THE PROBLEM
Report, word for word, every line of the material that contains "Term".

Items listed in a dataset

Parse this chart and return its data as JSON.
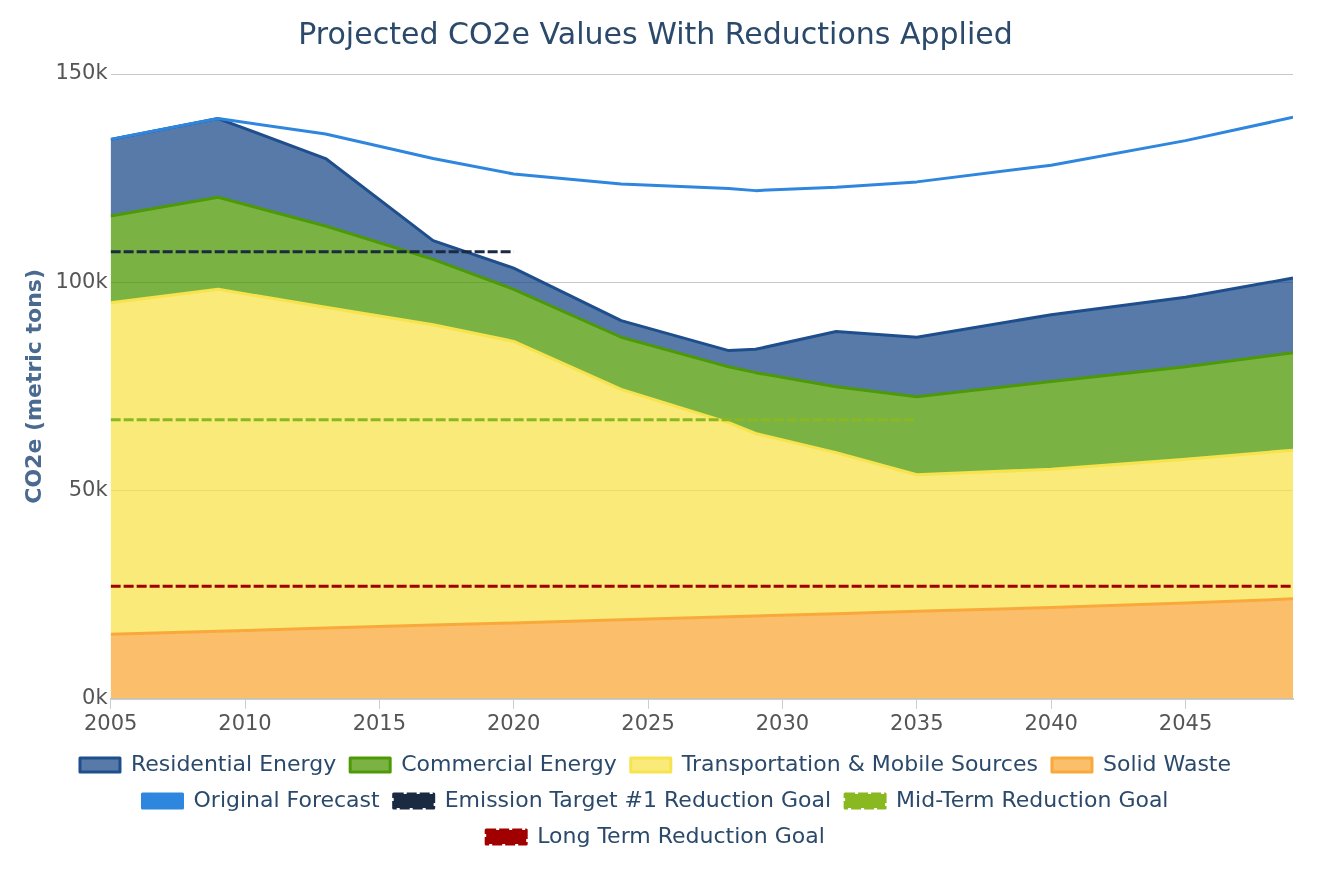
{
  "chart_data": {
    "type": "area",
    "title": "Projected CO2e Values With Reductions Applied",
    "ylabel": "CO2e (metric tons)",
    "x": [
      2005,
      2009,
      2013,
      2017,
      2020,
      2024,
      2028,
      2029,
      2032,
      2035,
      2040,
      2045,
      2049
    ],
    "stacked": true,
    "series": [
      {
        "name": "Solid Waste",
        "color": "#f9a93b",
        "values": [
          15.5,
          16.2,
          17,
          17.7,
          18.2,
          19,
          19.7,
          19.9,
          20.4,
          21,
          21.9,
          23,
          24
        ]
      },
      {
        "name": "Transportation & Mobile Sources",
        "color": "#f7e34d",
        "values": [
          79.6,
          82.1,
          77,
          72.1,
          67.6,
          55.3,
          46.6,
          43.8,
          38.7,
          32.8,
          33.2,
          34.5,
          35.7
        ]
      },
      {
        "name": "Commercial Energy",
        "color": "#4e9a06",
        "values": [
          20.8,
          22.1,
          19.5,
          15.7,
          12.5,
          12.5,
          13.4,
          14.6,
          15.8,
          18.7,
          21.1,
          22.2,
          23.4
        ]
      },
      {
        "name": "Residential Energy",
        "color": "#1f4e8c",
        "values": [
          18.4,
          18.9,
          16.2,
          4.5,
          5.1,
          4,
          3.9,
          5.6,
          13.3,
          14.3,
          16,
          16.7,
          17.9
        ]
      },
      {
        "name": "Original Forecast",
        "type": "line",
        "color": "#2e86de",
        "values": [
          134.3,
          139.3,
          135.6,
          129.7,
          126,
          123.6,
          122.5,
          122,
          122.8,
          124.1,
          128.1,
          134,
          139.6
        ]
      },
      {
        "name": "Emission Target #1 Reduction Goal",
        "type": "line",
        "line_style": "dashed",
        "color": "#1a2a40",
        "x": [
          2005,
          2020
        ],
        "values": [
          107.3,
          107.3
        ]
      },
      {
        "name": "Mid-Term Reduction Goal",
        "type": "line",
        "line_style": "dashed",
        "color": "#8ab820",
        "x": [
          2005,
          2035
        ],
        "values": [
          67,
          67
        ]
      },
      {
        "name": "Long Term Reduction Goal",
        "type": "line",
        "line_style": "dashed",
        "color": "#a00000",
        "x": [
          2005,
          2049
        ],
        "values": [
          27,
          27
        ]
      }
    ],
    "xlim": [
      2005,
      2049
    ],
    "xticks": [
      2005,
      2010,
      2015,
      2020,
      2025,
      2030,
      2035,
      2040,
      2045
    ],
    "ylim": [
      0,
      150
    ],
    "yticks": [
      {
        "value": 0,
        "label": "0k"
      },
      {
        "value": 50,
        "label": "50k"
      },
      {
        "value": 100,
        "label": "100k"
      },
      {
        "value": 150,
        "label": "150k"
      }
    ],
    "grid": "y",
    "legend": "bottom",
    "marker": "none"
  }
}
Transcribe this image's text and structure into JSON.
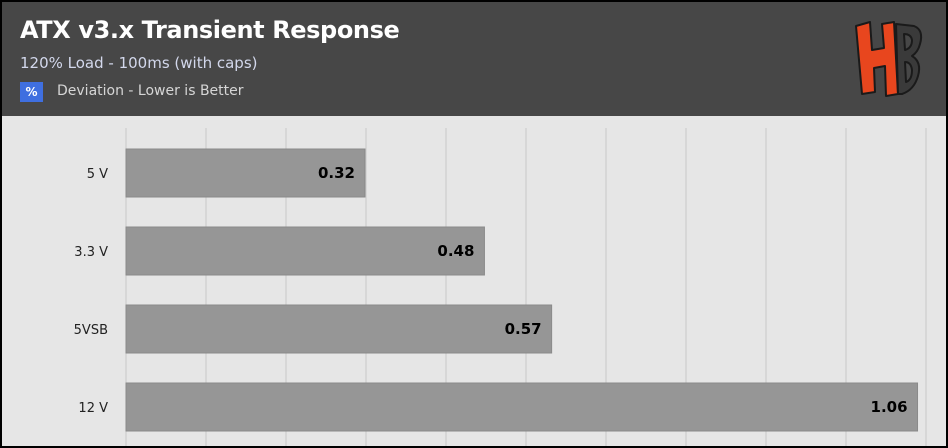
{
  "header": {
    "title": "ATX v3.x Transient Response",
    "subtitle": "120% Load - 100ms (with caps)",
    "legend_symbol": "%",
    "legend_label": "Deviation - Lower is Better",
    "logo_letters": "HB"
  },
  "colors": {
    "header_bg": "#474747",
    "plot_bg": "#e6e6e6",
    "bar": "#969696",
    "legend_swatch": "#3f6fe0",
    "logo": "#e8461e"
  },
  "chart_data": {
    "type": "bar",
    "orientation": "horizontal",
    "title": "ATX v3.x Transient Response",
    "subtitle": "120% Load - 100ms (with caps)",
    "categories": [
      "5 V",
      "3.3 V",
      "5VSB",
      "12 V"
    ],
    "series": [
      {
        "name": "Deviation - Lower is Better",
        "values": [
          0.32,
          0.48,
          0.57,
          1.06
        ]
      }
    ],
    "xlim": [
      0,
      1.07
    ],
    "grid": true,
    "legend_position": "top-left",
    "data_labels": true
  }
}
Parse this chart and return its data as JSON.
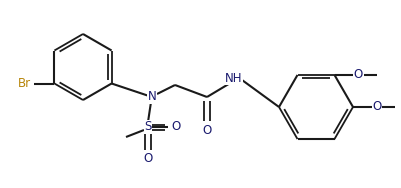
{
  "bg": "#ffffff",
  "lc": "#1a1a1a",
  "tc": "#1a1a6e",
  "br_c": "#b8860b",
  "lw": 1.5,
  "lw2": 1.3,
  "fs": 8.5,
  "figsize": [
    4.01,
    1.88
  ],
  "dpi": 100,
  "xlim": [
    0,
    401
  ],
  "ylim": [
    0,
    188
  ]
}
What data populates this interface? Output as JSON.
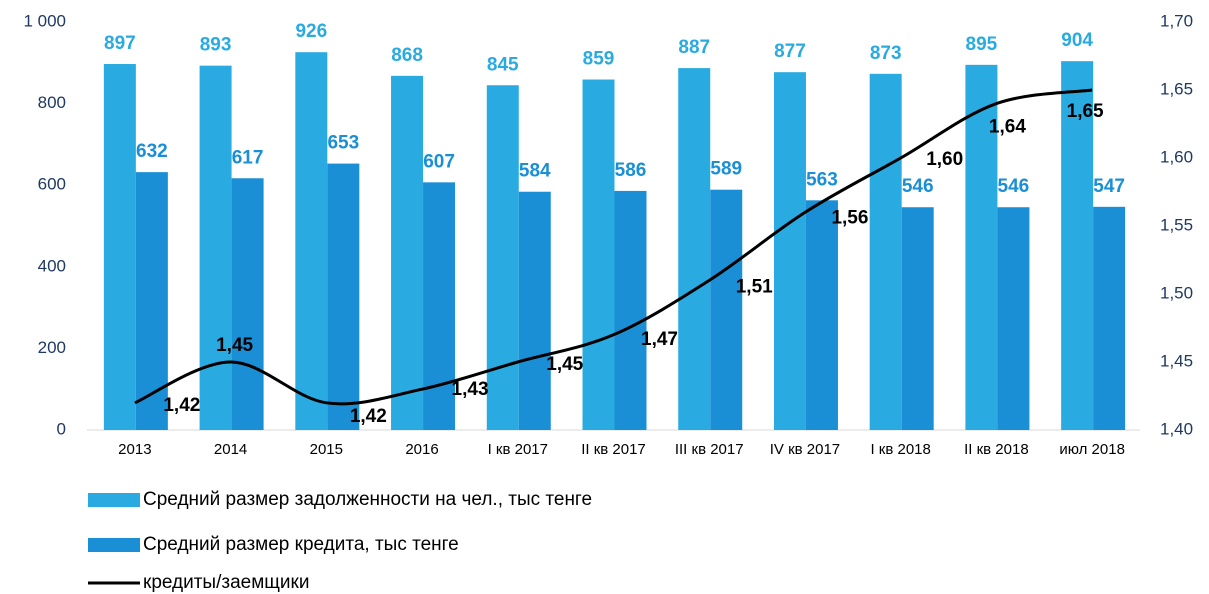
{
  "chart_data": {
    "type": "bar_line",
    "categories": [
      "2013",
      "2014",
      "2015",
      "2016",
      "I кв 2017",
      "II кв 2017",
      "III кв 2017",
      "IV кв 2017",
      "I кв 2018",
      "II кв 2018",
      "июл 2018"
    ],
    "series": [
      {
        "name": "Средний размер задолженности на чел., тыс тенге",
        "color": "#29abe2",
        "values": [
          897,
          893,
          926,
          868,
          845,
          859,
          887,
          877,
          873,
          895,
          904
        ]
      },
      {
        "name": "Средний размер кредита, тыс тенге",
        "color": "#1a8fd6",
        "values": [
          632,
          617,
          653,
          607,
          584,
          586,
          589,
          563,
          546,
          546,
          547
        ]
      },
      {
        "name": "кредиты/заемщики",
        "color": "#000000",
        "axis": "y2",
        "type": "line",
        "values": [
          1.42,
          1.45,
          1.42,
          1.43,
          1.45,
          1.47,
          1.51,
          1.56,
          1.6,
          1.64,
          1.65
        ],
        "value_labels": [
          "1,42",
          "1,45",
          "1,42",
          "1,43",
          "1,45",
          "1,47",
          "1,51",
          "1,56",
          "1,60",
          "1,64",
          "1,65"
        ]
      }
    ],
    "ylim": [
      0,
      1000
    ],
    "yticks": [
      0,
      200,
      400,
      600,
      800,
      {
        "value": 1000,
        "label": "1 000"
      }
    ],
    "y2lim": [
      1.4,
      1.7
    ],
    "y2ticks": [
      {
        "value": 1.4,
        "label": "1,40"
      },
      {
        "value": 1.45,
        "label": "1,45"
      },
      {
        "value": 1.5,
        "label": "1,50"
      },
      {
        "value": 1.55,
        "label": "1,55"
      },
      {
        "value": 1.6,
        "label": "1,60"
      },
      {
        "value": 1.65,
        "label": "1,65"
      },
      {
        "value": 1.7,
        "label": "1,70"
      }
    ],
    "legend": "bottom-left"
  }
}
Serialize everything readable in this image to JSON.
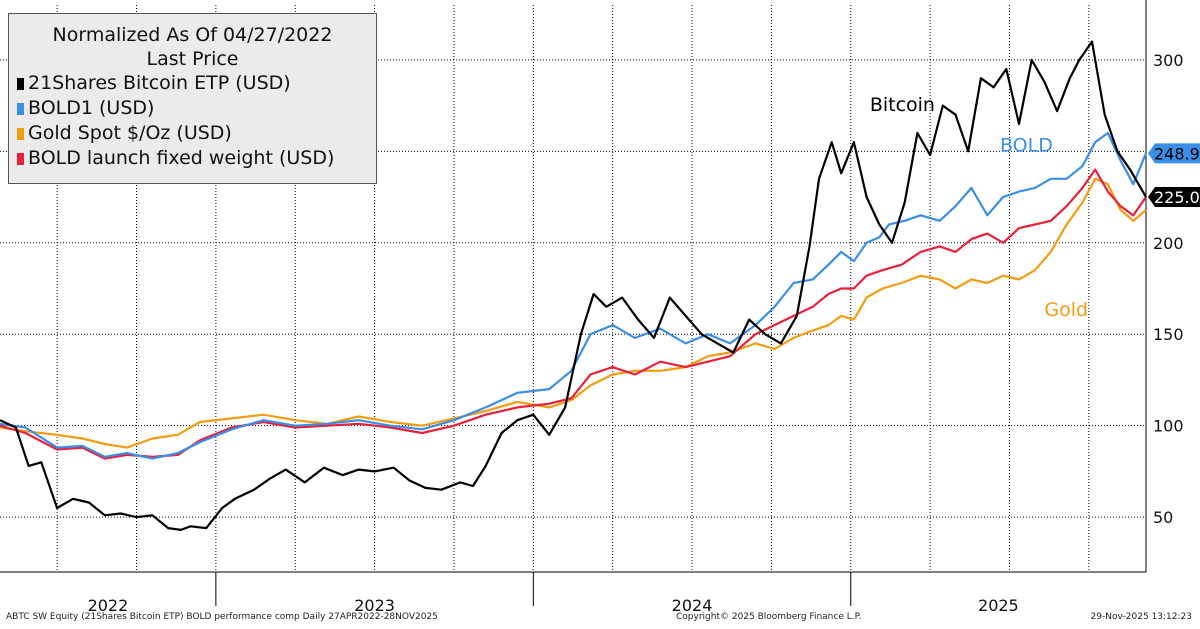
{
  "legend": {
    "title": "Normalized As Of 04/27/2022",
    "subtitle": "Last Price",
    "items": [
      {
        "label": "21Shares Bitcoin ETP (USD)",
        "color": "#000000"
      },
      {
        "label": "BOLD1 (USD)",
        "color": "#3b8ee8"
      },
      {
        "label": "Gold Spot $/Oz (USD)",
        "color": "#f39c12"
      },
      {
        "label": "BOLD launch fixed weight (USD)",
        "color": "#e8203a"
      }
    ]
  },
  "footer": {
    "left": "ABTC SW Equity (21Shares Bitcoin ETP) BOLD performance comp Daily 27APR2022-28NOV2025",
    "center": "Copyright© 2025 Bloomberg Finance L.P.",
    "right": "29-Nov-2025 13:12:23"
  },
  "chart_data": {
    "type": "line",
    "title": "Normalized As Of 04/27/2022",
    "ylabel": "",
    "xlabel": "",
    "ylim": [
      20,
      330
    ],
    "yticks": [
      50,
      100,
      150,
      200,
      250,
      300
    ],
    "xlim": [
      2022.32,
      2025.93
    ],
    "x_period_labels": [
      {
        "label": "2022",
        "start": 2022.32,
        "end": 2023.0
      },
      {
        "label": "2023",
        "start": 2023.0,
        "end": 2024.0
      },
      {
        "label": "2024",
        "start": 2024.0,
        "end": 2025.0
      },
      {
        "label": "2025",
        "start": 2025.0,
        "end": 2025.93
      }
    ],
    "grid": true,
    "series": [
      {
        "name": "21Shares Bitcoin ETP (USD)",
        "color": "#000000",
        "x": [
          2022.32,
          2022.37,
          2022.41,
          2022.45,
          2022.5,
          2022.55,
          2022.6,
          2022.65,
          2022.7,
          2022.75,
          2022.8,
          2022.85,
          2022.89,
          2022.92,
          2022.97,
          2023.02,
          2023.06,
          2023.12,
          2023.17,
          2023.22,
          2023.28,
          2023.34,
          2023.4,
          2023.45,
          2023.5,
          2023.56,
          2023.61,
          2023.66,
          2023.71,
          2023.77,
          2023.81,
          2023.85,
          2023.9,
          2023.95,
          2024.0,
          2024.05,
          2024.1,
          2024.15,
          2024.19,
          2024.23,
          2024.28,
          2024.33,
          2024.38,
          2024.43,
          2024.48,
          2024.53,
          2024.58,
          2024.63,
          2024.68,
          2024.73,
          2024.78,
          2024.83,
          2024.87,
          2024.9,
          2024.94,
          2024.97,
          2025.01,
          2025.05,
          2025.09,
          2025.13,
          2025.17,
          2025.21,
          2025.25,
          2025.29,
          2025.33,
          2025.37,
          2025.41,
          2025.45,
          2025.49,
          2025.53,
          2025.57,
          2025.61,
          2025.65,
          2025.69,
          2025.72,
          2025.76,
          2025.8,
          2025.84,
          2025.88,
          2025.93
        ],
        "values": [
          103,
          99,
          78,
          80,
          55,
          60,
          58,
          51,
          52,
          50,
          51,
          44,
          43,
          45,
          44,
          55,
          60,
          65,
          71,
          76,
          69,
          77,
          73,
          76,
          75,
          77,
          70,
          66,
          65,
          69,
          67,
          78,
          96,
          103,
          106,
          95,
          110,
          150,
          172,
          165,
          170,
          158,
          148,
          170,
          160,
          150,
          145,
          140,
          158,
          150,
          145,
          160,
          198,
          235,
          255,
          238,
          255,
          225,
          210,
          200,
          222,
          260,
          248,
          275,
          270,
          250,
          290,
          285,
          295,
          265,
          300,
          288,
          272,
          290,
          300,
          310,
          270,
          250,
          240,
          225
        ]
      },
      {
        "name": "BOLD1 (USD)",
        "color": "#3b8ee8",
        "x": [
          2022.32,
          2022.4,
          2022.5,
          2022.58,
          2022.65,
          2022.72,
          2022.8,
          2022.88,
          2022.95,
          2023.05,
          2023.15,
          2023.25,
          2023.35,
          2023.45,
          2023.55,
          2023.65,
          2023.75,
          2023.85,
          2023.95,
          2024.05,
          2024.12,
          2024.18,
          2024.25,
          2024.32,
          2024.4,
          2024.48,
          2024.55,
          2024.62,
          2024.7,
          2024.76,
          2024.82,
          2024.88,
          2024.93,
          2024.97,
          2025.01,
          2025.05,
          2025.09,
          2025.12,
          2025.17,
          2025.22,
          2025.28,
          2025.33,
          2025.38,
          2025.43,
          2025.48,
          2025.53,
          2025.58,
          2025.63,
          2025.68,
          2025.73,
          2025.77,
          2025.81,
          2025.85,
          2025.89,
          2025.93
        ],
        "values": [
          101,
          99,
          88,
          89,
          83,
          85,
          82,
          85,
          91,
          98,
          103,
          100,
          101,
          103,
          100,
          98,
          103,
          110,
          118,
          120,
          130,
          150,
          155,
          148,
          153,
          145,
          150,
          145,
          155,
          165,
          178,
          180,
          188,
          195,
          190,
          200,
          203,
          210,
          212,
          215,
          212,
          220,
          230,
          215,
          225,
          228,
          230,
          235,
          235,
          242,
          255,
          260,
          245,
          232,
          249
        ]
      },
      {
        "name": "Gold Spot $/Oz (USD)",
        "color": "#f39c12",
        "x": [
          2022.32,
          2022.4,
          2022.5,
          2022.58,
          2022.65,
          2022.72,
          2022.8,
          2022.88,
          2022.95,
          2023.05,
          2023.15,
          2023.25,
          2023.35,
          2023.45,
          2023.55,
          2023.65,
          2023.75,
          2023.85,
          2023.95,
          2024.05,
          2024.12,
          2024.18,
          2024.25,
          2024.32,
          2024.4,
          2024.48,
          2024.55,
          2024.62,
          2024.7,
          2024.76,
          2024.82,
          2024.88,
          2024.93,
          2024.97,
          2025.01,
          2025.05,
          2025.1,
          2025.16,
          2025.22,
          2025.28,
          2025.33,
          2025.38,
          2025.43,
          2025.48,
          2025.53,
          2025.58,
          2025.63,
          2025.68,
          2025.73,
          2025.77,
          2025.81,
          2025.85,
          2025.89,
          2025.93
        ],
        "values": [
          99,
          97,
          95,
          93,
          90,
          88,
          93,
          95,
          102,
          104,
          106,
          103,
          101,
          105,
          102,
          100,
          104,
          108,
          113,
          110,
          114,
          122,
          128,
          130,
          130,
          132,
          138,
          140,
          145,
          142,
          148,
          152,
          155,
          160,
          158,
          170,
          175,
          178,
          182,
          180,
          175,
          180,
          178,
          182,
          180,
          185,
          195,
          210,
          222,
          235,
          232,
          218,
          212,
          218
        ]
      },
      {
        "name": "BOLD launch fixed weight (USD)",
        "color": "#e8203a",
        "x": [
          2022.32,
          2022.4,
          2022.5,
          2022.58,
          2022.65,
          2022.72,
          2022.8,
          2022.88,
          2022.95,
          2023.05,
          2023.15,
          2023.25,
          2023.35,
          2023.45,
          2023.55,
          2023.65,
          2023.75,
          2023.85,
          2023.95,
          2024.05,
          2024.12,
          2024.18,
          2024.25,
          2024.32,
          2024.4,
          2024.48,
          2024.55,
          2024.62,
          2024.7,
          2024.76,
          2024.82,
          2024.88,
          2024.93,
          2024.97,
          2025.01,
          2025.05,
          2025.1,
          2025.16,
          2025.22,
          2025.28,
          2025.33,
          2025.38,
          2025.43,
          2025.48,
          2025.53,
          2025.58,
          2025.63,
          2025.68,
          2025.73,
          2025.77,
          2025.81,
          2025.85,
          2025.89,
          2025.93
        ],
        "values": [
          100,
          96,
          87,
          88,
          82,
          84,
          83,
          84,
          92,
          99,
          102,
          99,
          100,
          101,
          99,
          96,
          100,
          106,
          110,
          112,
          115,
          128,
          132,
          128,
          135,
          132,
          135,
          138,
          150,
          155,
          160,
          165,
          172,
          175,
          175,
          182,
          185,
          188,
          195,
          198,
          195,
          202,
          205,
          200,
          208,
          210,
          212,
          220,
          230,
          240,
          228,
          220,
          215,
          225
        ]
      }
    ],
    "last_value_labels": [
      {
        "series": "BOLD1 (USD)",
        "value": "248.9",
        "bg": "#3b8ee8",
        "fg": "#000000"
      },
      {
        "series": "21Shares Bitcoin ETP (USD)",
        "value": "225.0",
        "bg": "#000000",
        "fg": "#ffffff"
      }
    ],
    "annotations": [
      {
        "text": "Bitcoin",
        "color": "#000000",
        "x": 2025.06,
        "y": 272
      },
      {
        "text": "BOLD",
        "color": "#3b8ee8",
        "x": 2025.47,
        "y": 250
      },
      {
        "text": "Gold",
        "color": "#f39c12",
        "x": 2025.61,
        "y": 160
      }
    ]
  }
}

TASK SOLUTION
        "name": "Mid-Term Reduction Goal",
        "name": "Long Term Reduction Goal",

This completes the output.